Scan the lines below for the word "nadeelcompensatie". Copy each line you find it in.
- Opening Delimiter -
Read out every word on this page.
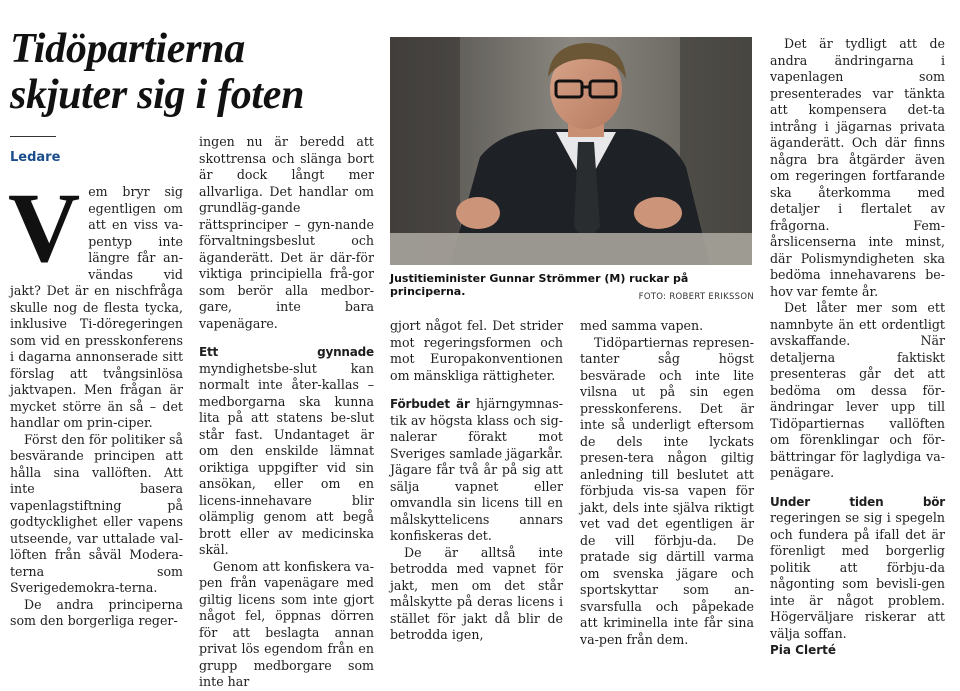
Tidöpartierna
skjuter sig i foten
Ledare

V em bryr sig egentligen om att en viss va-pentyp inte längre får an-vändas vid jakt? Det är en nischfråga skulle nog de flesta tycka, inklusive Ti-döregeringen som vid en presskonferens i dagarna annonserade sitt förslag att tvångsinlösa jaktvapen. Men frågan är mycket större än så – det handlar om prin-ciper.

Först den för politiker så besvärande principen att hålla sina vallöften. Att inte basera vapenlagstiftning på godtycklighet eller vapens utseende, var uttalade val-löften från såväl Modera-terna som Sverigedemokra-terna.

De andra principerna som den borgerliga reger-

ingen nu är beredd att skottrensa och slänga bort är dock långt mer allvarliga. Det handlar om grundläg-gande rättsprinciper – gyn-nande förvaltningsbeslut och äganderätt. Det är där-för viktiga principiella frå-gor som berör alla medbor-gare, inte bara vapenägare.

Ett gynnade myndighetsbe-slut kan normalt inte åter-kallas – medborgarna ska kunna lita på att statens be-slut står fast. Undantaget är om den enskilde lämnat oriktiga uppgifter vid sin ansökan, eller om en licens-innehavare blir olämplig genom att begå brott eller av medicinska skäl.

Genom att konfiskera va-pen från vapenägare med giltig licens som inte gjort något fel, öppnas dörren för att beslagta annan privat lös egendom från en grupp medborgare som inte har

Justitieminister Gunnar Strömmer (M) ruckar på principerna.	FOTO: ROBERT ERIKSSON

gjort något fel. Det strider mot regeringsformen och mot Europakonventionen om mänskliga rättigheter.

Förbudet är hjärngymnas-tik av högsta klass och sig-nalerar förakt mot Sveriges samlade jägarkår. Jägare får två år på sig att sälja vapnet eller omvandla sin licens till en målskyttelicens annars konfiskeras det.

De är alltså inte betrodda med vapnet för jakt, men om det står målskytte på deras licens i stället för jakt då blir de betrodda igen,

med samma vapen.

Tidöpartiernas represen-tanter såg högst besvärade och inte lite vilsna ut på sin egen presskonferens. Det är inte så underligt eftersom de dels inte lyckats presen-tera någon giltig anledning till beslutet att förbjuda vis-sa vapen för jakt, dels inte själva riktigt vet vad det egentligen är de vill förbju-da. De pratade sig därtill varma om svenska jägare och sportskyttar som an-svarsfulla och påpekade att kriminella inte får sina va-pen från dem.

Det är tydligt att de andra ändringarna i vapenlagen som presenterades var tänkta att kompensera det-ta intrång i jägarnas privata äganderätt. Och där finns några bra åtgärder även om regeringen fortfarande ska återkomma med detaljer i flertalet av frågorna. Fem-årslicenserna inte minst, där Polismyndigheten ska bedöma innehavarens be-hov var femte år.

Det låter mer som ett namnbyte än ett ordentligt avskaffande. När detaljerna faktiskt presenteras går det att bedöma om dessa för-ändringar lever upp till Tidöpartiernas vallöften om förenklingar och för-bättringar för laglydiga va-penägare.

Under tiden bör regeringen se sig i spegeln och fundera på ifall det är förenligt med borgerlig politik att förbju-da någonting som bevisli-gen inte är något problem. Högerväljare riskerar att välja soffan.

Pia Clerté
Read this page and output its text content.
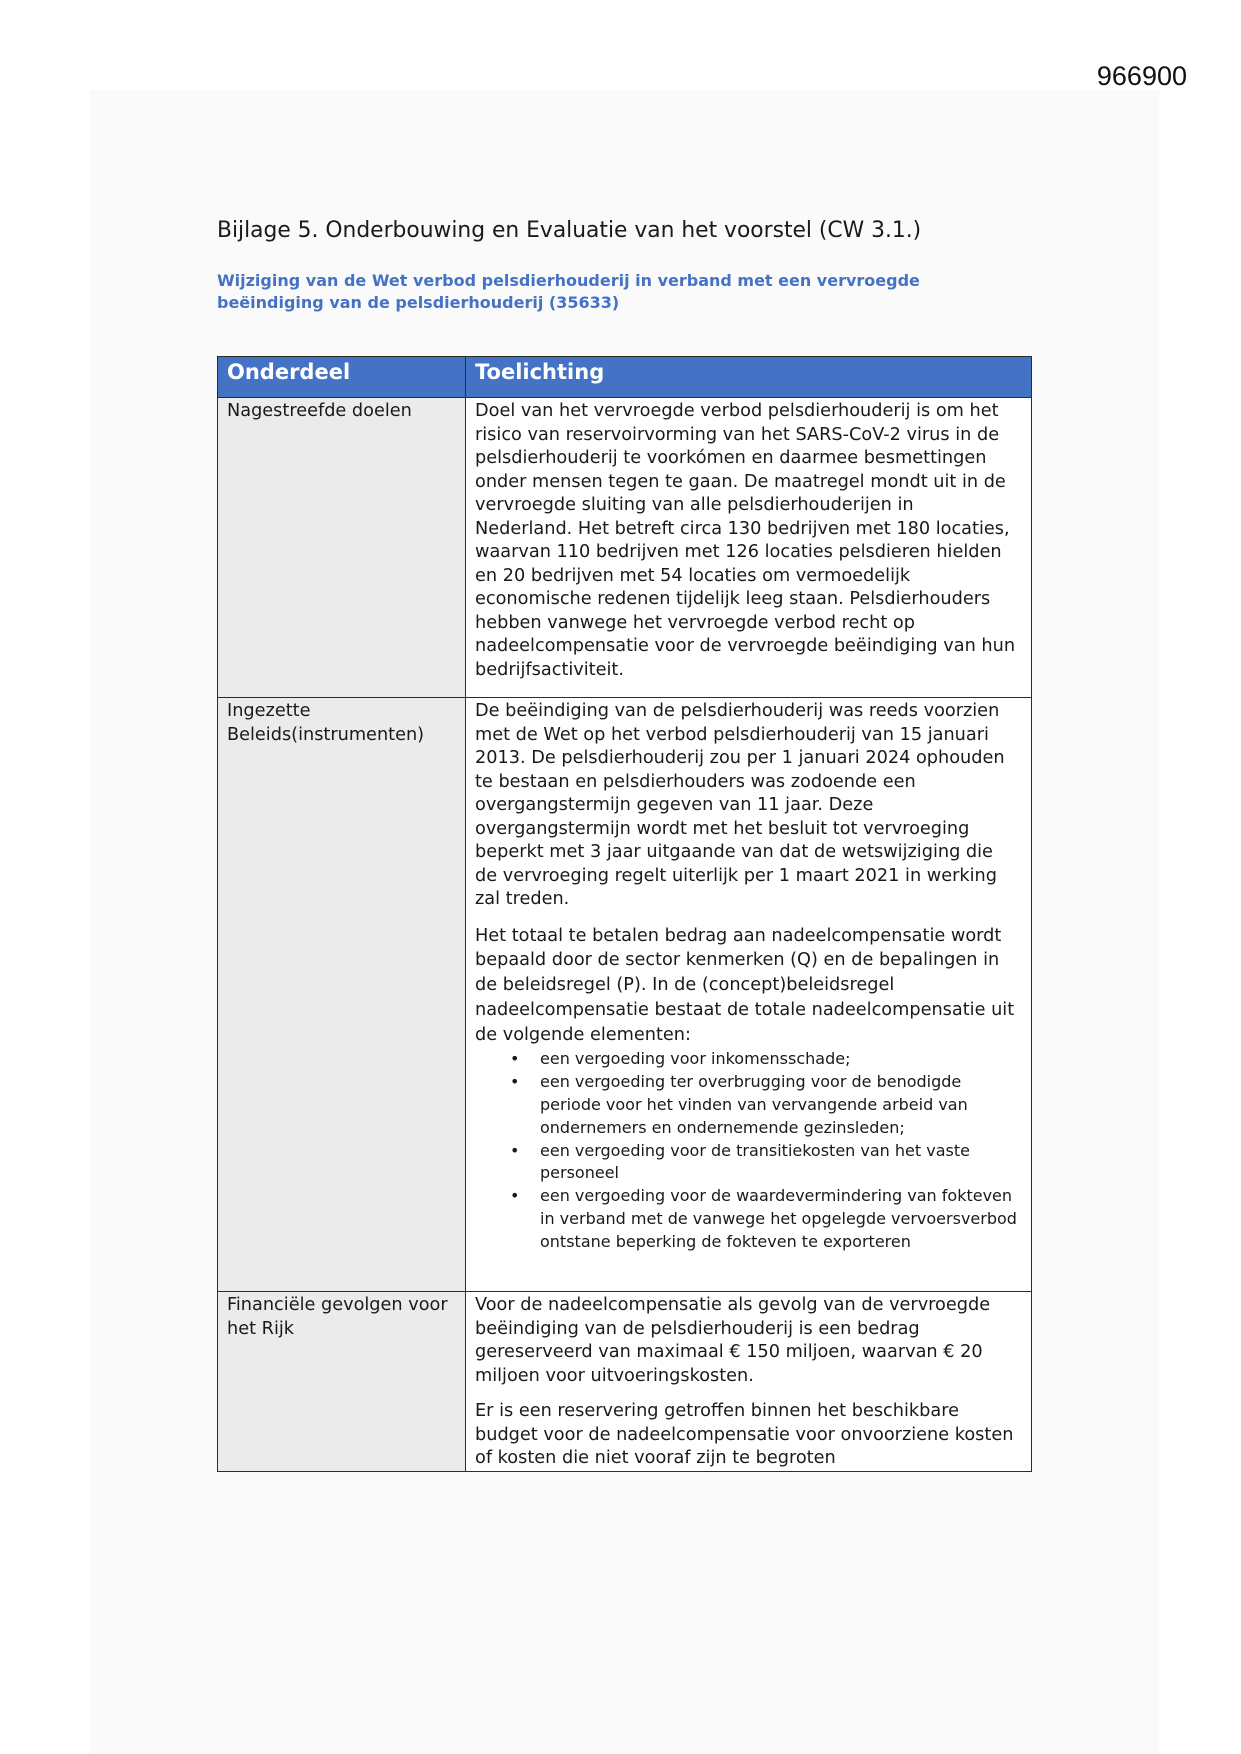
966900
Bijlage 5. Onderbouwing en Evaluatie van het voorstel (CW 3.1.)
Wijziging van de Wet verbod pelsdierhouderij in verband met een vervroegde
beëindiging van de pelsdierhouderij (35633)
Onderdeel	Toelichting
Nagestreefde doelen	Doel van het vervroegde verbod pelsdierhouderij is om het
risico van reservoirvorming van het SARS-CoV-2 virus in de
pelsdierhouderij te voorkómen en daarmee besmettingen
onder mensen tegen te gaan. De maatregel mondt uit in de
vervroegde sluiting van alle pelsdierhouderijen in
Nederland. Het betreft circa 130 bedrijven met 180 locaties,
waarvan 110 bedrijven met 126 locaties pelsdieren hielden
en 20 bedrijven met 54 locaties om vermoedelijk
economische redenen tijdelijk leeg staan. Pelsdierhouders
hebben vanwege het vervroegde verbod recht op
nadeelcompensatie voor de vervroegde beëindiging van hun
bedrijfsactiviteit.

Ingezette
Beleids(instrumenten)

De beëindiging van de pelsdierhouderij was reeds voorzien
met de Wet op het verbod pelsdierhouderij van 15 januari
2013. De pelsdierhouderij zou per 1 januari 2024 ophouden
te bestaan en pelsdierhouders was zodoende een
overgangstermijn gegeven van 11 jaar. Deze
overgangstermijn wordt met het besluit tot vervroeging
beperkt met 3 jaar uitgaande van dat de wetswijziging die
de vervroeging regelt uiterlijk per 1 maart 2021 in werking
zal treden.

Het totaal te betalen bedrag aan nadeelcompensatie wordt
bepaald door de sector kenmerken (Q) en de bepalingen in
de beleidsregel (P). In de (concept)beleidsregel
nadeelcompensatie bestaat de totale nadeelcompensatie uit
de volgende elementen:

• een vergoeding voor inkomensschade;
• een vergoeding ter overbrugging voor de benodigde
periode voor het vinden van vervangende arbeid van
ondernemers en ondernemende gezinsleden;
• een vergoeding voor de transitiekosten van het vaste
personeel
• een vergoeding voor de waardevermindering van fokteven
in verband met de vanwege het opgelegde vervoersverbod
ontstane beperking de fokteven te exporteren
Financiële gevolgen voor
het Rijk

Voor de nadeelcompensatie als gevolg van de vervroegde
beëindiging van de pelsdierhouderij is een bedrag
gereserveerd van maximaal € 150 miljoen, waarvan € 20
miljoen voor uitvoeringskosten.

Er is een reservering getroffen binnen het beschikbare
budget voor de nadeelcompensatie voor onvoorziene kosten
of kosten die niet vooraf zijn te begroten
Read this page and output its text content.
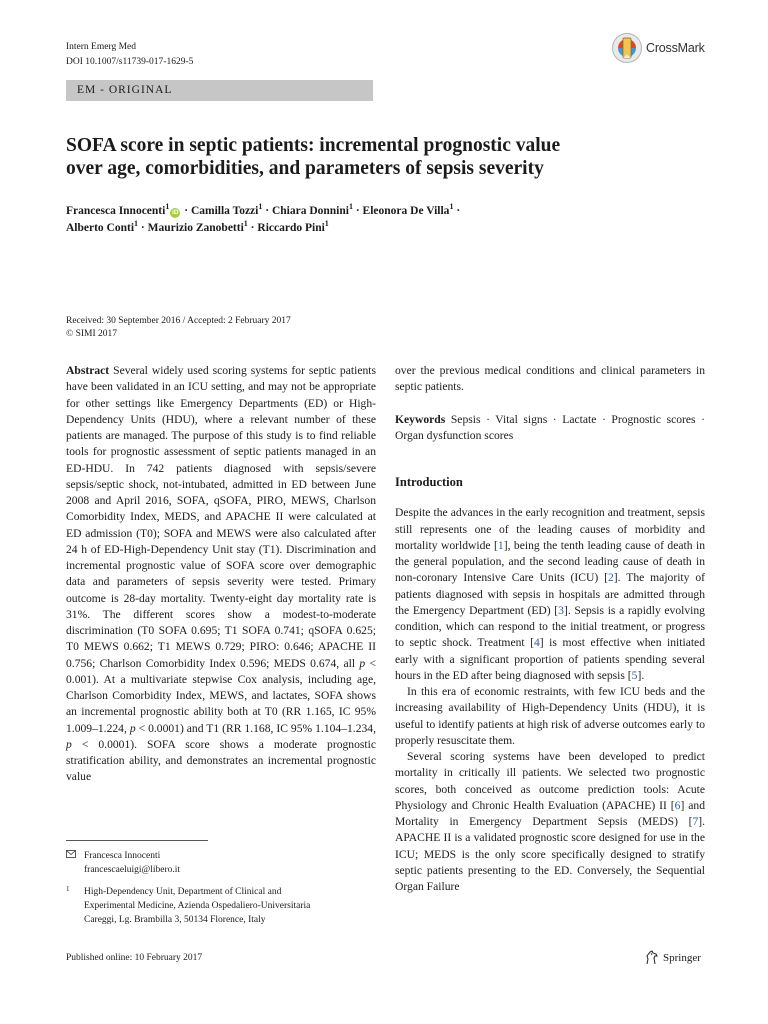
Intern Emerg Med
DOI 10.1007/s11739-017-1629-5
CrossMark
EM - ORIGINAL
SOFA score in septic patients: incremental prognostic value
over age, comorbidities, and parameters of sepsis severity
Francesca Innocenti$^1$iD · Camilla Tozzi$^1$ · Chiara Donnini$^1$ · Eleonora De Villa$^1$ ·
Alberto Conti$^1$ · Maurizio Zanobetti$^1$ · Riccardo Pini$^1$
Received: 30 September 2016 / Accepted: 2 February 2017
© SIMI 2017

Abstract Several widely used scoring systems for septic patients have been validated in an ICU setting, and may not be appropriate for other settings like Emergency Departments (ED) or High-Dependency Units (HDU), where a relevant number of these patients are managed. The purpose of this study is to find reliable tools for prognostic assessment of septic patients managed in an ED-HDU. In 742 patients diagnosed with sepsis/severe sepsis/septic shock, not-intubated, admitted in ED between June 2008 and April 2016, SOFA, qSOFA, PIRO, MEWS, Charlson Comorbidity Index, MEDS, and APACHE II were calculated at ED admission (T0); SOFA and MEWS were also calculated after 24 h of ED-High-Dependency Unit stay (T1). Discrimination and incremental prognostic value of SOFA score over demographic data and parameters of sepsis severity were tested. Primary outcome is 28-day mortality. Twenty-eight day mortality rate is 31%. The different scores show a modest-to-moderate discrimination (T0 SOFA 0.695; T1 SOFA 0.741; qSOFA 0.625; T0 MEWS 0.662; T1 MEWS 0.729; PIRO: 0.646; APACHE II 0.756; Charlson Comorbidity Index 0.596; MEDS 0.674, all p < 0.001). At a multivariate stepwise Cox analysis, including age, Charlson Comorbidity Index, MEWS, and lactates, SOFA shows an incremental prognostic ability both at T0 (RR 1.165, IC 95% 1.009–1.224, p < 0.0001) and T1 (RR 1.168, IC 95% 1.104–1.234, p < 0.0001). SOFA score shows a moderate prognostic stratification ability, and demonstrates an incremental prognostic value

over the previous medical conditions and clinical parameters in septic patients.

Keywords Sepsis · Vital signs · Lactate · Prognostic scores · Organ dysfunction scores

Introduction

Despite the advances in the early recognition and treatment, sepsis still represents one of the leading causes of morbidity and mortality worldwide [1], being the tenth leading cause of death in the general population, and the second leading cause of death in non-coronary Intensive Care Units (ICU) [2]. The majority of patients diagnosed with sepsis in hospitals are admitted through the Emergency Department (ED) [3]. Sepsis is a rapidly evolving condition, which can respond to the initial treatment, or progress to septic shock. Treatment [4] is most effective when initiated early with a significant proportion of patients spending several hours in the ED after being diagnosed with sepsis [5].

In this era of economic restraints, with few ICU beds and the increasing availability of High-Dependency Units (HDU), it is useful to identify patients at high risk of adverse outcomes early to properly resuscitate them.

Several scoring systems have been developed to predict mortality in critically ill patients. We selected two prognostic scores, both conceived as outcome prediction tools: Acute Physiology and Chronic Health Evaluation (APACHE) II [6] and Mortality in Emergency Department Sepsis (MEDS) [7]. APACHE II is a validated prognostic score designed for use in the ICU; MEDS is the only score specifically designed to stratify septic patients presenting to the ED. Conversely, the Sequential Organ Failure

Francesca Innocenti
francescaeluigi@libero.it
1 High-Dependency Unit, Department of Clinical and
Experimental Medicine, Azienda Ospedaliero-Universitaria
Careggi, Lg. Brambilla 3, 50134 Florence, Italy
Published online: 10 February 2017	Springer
- Closing Delimiter -
- TASK RESULT
nadeelcompensatie voor de vervroegde beëindiging van hun
Het totaal te betalen bedrag aan nadeelcompensatie wordt
nadeelcompensatie bestaat de totale nadeelcompensatie uit
Voor de nadeelcompensatie als gevolg van de vervroegde
budget voor de nadeelcompensatie voor onvoorziene kosten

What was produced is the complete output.